*Task details*: Repeat every line of the data records below without any change.

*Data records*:
══════════
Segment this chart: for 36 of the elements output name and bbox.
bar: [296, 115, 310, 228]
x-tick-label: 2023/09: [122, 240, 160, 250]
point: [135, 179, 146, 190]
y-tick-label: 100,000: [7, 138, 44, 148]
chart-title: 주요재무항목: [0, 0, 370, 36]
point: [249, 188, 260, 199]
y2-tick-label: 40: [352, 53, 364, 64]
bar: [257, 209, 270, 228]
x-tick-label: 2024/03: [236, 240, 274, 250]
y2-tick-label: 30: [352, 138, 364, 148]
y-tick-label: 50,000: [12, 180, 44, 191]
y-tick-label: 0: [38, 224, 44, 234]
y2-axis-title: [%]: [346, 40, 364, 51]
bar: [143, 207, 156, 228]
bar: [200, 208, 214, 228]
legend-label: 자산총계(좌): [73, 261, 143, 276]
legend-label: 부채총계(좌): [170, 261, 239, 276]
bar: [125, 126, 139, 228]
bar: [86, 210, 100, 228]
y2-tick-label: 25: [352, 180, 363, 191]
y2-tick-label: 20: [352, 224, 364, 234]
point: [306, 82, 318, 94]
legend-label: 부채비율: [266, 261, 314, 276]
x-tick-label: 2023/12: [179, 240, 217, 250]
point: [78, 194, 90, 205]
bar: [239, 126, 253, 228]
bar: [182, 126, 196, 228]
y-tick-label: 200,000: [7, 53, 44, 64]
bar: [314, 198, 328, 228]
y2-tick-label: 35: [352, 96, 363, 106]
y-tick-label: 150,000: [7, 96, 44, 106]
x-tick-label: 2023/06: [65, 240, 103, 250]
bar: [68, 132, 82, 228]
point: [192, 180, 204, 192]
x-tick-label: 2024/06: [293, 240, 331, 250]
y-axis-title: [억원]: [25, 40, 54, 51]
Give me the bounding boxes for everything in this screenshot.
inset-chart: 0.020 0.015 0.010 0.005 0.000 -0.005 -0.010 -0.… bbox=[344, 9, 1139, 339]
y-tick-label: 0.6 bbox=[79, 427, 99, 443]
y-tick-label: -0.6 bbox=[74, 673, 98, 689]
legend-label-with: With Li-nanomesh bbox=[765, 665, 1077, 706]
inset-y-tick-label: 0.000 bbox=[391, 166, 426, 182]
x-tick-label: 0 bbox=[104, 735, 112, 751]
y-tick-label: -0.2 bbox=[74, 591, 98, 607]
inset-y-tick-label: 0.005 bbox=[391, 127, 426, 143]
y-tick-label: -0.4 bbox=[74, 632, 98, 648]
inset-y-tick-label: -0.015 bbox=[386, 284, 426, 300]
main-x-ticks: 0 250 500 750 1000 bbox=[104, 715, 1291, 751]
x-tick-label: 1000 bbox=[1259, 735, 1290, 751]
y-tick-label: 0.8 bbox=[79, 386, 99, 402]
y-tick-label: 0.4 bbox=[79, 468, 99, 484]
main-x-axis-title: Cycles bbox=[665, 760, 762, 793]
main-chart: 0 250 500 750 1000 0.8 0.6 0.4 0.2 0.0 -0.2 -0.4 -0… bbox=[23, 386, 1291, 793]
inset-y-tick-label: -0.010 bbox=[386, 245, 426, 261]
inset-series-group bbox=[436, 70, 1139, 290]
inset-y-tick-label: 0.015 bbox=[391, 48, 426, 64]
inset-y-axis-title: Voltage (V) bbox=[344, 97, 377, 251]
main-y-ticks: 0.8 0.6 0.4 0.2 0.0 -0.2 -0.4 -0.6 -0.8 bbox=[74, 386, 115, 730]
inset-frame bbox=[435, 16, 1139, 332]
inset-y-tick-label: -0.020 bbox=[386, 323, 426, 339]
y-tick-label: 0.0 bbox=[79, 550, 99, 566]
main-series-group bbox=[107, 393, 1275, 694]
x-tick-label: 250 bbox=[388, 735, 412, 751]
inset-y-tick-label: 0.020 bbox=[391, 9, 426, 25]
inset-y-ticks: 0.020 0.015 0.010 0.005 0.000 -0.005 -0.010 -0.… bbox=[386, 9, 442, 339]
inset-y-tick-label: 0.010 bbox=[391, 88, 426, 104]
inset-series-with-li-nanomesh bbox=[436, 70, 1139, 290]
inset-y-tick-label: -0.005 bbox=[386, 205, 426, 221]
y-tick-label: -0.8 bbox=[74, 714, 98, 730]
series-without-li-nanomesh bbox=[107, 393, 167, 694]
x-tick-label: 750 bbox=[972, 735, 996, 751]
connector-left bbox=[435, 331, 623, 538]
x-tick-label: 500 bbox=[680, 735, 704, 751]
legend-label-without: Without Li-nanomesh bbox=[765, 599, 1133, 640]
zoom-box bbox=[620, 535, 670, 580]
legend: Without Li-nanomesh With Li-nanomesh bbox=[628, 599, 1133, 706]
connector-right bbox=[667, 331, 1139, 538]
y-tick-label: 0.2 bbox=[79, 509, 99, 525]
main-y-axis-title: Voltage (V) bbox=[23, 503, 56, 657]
══════════
*Reply*:
Segment this chart: for 36 of the elements output name and bbox.
bar: [296, 115, 310, 228]
x-tick-label: 2023/09: [122, 240, 160, 250]
point: [135, 179, 146, 190]
y-tick-label: 100,000: [7, 138, 44, 148]
chart-title: 주요재무항목: [0, 0, 370, 36]
point: [249, 188, 260, 199]
y2-tick-label: 40: [352, 53, 364, 64]
bar: [257, 209, 270, 228]
x-tick-label: 2024/03: [236, 240, 274, 250]
y2-tick-label: 30: [352, 138, 364, 148]
y-tick-label: 50,000: [12, 180, 44, 191]
y-tick-label: 0: [38, 224, 44, 234]
y2-axis-title: [%]: [346, 40, 364, 51]
bar: [143, 207, 156, 228]
bar: [200, 208, 214, 228]
legend-label: 자산총계(좌): [73, 261, 143, 276]
legend-label: 부채총계(좌): [170, 261, 239, 276]
bar: [125, 126, 139, 228]
bar: [86, 210, 100, 228]
y2-tick-label: 25: [352, 180, 363, 191]
y2-tick-label: 20: [352, 224, 364, 234]
point: [306, 82, 318, 94]
legend-label: 부채비율: [266, 261, 314, 276]
x-tick-label: 2023/12: [179, 240, 217, 250]
point: [78, 194, 90, 205]
bar: [239, 126, 253, 228]
bar: [182, 126, 196, 228]
y-tick-label: 200,000: [7, 53, 44, 64]
bar: [314, 198, 328, 228]
y2-tick-label: 35: [352, 96, 363, 106]
y-tick-label: 150,000: [7, 96, 44, 106]
x-tick-label: 2023/06: [65, 240, 103, 250]
bar: [68, 132, 82, 228]
point: [192, 180, 204, 192]
x-tick-label: 2024/06: [293, 240, 331, 250]
y-axis-title: [억원]: [25, 40, 54, 51]
Give me the bounding boxes for everything in this screenshot.
inset-chart: 0.020 0.015 0.010 0.005 0.000 -0.005 -0.010 -0.… bbox=[344, 9, 1139, 339]
y-tick-label: 0.6 bbox=[79, 427, 99, 443]
y-tick-label: -0.6 bbox=[74, 673, 98, 689]
legend-label-with: With Li-nanomesh bbox=[765, 665, 1077, 706]
inset-y-tick-label: 0.000 bbox=[391, 166, 426, 182]
x-tick-label: 0 bbox=[104, 735, 112, 751]
y-tick-label: -0.2 bbox=[74, 591, 98, 607]
inset-y-tick-label: 0.005 bbox=[391, 127, 426, 143]
y-tick-label: -0.4 bbox=[74, 632, 98, 648]
inset-y-tick-label: -0.015 bbox=[386, 284, 426, 300]
main-x-ticks: 0 250 500 750 1000 bbox=[104, 715, 1291, 751]
x-tick-label: 1000 bbox=[1259, 735, 1290, 751]
y-tick-label: 0.8 bbox=[79, 386, 99, 402]
y-tick-label: 0.4 bbox=[79, 468, 99, 484]
main-x-axis-title: Cycles bbox=[665, 760, 762, 793]
main-chart: 0 250 500 750 1000 0.8 0.6 0.4 0.2 0.0 -0.2 -0.4 -0… bbox=[23, 386, 1291, 793]
inset-y-tick-label: -0.010 bbox=[386, 245, 426, 261]
inset-series-group bbox=[436, 70, 1139, 290]
inset-y-tick-label: 0.015 bbox=[391, 48, 426, 64]
inset-y-axis-title: Voltage (V) bbox=[344, 97, 377, 251]
main-y-ticks: 0.8 0.6 0.4 0.2 0.0 -0.2 -0.4 -0.6 -0.8 bbox=[74, 386, 115, 730]
inset-frame bbox=[435, 16, 1139, 332]
inset-y-tick-label: -0.020 bbox=[386, 323, 426, 339]
y-tick-label: 0.0 bbox=[79, 550, 99, 566]
main-series-group bbox=[107, 393, 1275, 694]
x-tick-label: 250 bbox=[388, 735, 412, 751]
inset-y-tick-label: 0.020 bbox=[391, 9, 426, 25]
inset-y-ticks: 0.020 0.015 0.010 0.005 0.000 -0.005 -0.010 -0.… bbox=[386, 9, 442, 339]
inset-y-tick-label: 0.010 bbox=[391, 88, 426, 104]
inset-series-with-li-nanomesh bbox=[436, 70, 1139, 290]
inset-y-tick-label: -0.005 bbox=[386, 205, 426, 221]
y-tick-label: -0.8 bbox=[74, 714, 98, 730]
series-without-li-nanomesh bbox=[107, 393, 167, 694]
x-tick-label: 750 bbox=[972, 735, 996, 751]
connector-left bbox=[435, 331, 623, 538]
x-tick-label: 500 bbox=[680, 735, 704, 751]
legend-label-without: Without Li-nanomesh bbox=[765, 599, 1133, 640]
zoom-box bbox=[620, 535, 670, 580]
legend: Without Li-nanomesh With Li-nanomesh bbox=[628, 599, 1133, 706]
connector-right bbox=[667, 331, 1139, 538]
y-tick-label: 0.2 bbox=[79, 509, 99, 525]
main-y-axis-title: Voltage (V) bbox=[23, 503, 56, 657]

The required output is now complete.